=== RECORDS SUPPLIED ===
━━━━━━━━━━━━━━━━

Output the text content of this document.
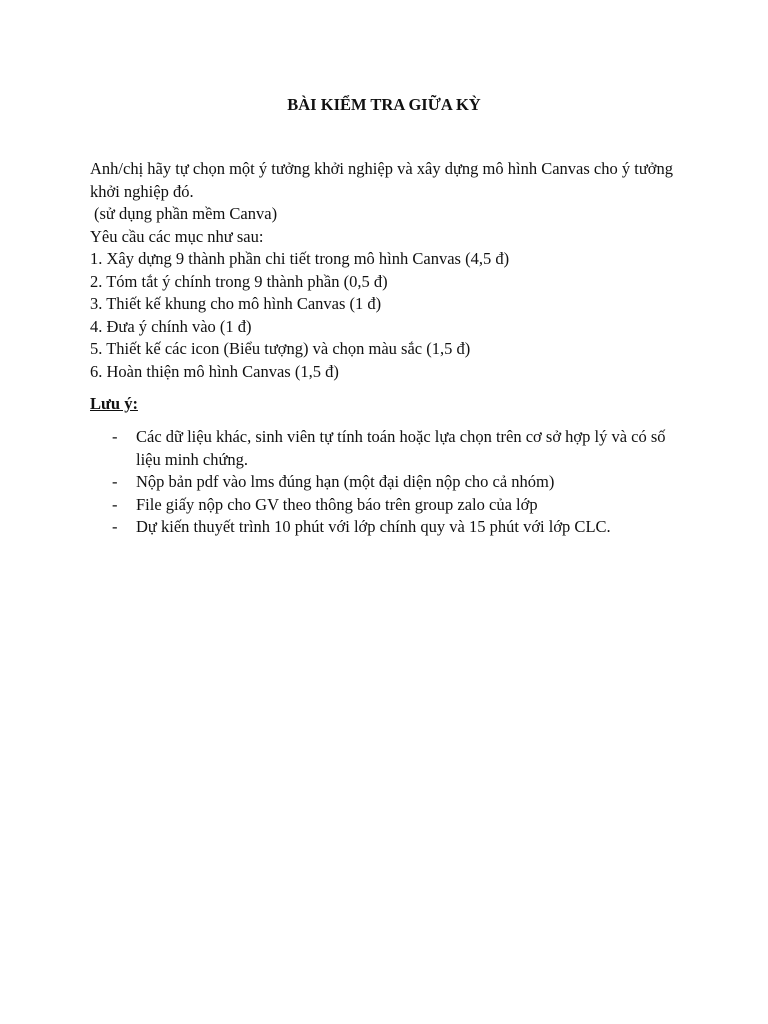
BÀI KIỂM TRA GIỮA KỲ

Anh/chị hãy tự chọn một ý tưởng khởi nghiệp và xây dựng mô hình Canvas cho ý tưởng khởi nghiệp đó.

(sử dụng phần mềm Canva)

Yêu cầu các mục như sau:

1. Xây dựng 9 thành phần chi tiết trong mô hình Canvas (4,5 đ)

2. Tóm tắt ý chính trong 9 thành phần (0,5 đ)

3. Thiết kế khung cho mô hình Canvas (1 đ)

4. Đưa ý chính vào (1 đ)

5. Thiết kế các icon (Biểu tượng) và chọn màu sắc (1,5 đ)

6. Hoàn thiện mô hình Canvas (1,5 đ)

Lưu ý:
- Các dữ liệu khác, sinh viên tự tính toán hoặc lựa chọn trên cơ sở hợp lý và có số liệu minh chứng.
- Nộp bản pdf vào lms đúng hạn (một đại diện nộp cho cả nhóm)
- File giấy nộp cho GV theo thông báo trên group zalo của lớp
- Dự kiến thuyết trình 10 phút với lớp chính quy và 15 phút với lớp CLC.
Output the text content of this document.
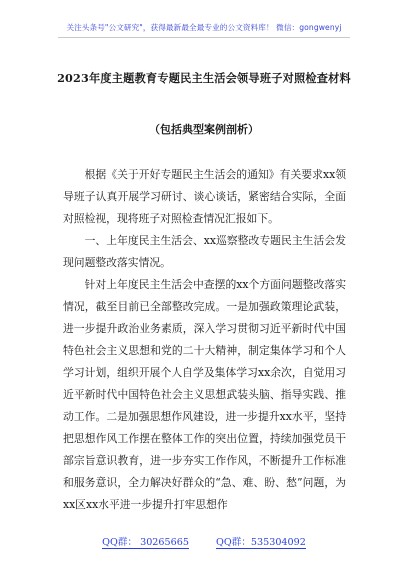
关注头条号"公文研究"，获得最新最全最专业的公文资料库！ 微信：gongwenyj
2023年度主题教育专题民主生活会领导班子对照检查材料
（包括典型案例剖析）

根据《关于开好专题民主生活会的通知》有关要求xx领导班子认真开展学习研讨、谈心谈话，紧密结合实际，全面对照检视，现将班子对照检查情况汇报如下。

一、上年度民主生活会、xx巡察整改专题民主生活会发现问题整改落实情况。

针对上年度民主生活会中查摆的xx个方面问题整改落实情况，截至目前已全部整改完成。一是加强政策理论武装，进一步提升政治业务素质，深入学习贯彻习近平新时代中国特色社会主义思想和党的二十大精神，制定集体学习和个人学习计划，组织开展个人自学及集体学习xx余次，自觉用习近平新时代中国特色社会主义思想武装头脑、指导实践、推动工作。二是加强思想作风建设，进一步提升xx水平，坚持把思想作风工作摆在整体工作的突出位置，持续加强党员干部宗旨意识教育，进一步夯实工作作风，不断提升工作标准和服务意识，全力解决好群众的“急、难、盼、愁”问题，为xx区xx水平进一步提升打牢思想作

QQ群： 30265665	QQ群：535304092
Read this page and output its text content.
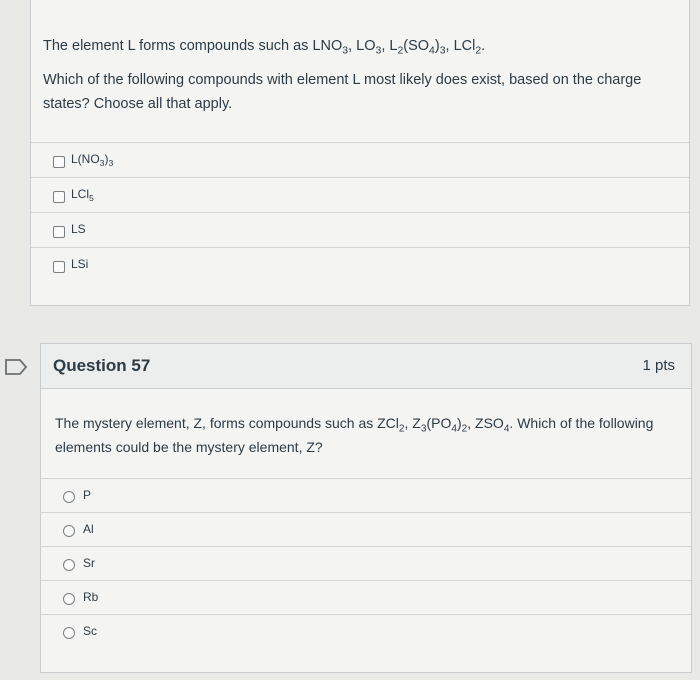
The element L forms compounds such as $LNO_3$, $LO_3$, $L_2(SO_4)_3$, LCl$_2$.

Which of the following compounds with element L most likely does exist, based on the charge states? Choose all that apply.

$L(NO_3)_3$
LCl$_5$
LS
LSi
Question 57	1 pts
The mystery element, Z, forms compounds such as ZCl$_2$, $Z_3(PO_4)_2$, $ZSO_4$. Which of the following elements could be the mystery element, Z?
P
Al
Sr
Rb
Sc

━━━━━━━━━━━━━━━━

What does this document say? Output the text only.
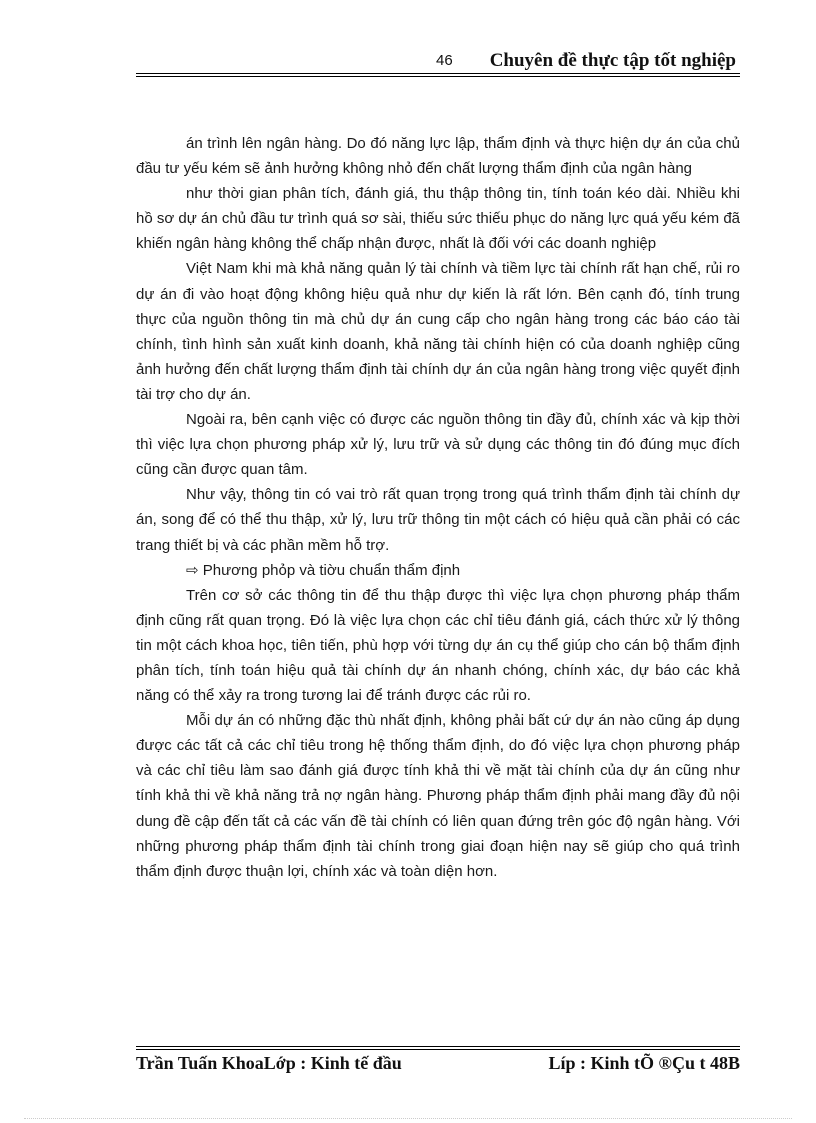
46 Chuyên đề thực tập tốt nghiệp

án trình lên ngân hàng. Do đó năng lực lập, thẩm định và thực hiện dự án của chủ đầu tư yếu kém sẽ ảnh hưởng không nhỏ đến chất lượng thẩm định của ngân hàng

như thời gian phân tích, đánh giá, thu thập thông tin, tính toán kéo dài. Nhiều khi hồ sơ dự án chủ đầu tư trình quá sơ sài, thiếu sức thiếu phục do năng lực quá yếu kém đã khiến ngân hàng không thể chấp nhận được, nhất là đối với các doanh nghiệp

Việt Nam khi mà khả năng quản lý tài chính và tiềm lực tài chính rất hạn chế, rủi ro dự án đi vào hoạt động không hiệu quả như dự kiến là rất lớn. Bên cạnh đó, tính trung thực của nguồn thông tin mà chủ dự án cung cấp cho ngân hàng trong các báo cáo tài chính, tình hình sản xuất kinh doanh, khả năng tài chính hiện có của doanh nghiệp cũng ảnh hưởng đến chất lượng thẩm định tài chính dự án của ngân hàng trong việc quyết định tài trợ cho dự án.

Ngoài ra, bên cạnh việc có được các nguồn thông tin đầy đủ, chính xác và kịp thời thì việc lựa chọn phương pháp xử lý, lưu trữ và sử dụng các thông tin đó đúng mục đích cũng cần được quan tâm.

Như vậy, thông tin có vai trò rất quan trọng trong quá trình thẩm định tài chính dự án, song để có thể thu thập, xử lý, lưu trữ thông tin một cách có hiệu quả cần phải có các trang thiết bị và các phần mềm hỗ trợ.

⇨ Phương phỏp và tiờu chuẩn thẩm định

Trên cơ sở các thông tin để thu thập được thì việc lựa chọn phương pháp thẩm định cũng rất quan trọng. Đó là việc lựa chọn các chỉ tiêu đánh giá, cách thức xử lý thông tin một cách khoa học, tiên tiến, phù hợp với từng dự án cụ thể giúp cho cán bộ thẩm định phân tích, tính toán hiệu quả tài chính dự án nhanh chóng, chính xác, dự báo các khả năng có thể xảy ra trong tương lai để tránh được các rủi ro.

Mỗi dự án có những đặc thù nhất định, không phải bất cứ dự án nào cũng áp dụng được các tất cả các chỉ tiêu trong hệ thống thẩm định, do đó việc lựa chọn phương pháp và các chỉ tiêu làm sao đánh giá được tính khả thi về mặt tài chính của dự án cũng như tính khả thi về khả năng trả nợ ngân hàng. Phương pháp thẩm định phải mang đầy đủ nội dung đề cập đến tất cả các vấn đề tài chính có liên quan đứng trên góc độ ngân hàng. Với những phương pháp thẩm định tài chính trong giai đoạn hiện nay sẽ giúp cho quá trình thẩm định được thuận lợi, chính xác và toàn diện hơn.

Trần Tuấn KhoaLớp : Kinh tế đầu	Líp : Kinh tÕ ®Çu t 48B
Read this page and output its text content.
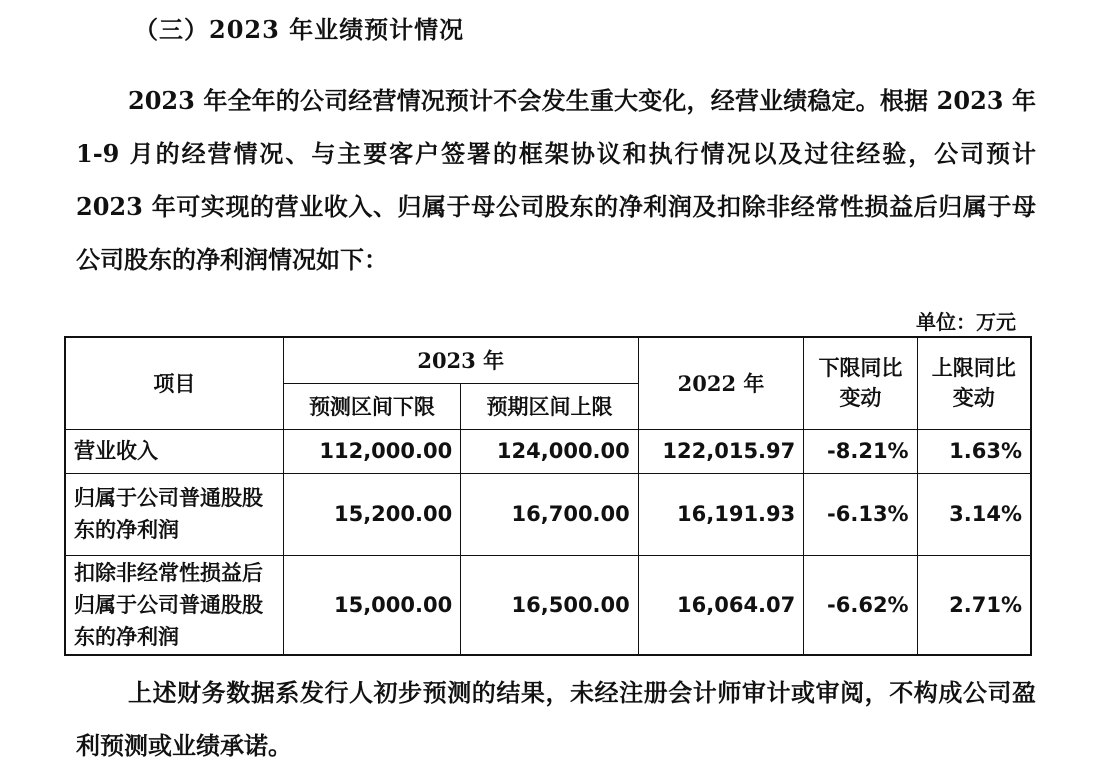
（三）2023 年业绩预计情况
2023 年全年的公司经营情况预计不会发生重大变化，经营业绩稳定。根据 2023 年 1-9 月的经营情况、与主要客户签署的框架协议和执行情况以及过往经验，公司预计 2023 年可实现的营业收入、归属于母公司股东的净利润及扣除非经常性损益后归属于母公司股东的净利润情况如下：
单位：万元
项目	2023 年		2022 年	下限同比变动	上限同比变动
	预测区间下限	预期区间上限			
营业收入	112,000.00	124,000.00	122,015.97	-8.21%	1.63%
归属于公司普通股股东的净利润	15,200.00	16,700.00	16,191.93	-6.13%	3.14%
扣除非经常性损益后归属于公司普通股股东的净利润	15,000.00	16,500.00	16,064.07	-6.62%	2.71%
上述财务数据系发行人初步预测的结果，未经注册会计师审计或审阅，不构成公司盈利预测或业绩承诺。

━━━━━━━━━━━━━━━━

=== TASK GOAL ===
Lines of the listing that contain the word "tích" are to be counted; report only their number.

=== REPLY ===
2